(Data drawn from a collection)

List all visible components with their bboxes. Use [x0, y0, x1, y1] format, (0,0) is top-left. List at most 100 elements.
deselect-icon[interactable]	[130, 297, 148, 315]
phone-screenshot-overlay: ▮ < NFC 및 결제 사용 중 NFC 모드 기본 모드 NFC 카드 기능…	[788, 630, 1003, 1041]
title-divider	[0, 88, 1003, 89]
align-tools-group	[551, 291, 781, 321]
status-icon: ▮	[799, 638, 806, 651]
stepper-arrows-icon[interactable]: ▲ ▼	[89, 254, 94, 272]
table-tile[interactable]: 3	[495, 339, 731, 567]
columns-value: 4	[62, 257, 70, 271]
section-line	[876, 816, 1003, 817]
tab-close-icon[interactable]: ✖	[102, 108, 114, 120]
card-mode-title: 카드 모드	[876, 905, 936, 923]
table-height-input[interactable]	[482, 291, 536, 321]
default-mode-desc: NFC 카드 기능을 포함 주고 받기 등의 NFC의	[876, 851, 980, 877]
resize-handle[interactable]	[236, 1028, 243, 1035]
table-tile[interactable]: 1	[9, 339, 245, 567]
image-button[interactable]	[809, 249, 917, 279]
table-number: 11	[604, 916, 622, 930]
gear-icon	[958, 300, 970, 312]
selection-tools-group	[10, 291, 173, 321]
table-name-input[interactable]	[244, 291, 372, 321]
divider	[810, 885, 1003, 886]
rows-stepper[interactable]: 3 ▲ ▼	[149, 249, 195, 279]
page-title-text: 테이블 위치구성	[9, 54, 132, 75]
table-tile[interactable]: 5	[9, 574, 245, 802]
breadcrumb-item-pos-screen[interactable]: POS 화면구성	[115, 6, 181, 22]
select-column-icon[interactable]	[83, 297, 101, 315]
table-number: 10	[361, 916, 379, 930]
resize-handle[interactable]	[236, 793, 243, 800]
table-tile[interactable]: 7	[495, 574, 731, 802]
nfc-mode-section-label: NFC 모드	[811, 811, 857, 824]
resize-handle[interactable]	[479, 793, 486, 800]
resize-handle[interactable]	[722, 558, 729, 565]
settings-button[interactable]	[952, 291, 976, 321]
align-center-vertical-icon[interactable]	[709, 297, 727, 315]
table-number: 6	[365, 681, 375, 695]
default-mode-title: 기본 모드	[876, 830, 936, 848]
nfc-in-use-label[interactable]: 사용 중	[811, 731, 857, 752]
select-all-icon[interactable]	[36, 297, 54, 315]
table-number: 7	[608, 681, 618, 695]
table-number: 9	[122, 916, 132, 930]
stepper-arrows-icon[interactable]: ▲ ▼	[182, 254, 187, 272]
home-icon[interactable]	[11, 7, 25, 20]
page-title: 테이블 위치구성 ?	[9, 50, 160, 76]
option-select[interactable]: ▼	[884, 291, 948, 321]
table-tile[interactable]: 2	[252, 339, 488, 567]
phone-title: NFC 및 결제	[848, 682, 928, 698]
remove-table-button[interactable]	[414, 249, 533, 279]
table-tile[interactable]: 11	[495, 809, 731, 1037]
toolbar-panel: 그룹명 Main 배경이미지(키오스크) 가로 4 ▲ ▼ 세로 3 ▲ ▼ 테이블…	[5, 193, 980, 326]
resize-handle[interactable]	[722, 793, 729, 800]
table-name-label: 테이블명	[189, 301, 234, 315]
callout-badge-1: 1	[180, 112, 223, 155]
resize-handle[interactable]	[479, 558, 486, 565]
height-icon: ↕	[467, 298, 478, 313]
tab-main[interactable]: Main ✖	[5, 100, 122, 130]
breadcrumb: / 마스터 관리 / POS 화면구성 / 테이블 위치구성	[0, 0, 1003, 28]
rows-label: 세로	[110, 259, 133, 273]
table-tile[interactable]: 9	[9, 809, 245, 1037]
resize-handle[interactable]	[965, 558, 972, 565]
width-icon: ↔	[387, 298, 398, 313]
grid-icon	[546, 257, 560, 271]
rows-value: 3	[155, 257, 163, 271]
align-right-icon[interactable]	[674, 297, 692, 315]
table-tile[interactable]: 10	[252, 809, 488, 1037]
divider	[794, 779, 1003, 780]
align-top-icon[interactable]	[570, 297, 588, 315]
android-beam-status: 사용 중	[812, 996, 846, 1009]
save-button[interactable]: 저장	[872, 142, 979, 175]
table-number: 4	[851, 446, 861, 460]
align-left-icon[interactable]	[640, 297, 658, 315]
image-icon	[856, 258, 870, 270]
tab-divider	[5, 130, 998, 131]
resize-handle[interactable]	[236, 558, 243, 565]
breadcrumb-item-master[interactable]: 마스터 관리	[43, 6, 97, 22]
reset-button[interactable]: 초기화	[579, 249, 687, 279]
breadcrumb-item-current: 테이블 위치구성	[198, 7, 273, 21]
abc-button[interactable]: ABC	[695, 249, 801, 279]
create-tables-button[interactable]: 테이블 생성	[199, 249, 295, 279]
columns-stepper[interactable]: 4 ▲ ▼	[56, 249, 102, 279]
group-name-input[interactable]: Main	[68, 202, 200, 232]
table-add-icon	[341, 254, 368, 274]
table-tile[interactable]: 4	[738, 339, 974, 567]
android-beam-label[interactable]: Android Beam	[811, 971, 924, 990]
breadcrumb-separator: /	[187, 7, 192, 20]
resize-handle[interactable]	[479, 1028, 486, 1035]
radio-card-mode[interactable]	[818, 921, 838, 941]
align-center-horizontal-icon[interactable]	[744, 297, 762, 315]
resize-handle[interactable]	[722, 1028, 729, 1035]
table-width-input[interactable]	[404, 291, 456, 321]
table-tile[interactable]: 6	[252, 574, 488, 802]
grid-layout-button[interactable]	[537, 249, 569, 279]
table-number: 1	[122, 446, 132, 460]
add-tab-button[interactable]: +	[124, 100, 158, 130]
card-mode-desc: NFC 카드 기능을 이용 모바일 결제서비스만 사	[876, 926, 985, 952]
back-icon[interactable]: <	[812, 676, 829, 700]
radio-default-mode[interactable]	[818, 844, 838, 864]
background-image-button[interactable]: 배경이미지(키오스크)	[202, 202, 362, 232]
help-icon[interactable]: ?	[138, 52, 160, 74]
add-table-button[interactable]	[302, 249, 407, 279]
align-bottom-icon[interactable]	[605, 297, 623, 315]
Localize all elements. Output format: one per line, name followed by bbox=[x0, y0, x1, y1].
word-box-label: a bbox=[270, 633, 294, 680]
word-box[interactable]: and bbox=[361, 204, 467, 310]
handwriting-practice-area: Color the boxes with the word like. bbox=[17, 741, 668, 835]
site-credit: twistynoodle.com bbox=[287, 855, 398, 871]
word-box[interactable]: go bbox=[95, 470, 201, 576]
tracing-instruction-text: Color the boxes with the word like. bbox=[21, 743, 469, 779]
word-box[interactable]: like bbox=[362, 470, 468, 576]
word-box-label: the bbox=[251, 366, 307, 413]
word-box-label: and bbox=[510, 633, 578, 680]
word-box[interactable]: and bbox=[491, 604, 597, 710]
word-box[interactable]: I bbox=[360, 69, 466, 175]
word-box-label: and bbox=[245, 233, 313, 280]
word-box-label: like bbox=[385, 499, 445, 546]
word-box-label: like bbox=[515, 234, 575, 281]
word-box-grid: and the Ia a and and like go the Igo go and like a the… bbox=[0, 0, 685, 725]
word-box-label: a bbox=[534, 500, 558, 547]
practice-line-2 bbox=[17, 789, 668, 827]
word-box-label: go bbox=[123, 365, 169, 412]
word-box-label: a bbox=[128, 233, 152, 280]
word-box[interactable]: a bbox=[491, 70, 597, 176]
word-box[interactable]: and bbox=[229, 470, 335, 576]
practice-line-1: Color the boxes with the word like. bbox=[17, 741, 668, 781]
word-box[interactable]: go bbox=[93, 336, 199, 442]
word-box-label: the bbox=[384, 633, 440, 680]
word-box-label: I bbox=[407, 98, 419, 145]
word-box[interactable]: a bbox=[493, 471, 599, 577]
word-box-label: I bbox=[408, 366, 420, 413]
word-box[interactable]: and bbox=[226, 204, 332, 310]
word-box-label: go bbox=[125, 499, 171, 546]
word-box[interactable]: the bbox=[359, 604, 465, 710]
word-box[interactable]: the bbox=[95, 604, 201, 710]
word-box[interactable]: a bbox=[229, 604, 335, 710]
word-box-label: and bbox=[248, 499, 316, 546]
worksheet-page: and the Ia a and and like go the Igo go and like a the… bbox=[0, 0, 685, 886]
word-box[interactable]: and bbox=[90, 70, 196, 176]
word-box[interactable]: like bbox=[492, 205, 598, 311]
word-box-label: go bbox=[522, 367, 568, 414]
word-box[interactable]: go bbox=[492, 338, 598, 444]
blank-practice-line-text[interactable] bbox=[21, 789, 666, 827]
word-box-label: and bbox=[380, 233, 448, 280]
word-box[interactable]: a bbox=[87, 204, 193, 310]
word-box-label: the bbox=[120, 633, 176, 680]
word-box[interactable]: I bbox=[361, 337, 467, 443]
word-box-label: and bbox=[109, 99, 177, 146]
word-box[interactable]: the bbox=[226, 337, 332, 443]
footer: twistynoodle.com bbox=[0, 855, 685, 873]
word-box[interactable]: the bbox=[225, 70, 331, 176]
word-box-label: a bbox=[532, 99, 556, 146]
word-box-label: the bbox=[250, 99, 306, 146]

### Description of the task
Reproduce the records from their first line through the line containing "916, 622, 930]", inclusive.

### Worked answer
List all visible components with their bboxes. Use [x0, y0, x1, y1] format, (0,0) is top-left. List at most 100 elements.
deselect-icon[interactable]	[130, 297, 148, 315]
phone-screenshot-overlay: ▮ < NFC 및 결제 사용 중 NFC 모드 기본 모드 NFC 카드 기능…	[788, 630, 1003, 1041]
title-divider	[0, 88, 1003, 89]
align-tools-group	[551, 291, 781, 321]
status-icon: ▮	[799, 638, 806, 651]
stepper-arrows-icon[interactable]: ▲ ▼	[89, 254, 94, 272]
table-tile[interactable]: 3	[495, 339, 731, 567]
columns-value: 4	[62, 257, 70, 271]
section-line	[876, 816, 1003, 817]
tab-close-icon[interactable]: ✖	[102, 108, 114, 120]
card-mode-title: 카드 모드	[876, 905, 936, 923]
table-height-input[interactable]	[482, 291, 536, 321]
default-mode-desc: NFC 카드 기능을 포함 주고 받기 등의 NFC의	[876, 851, 980, 877]
resize-handle[interactable]	[236, 1028, 243, 1035]
table-tile[interactable]: 1	[9, 339, 245, 567]
image-button[interactable]	[809, 249, 917, 279]
table-number: 11	[604, 916, 622, 930]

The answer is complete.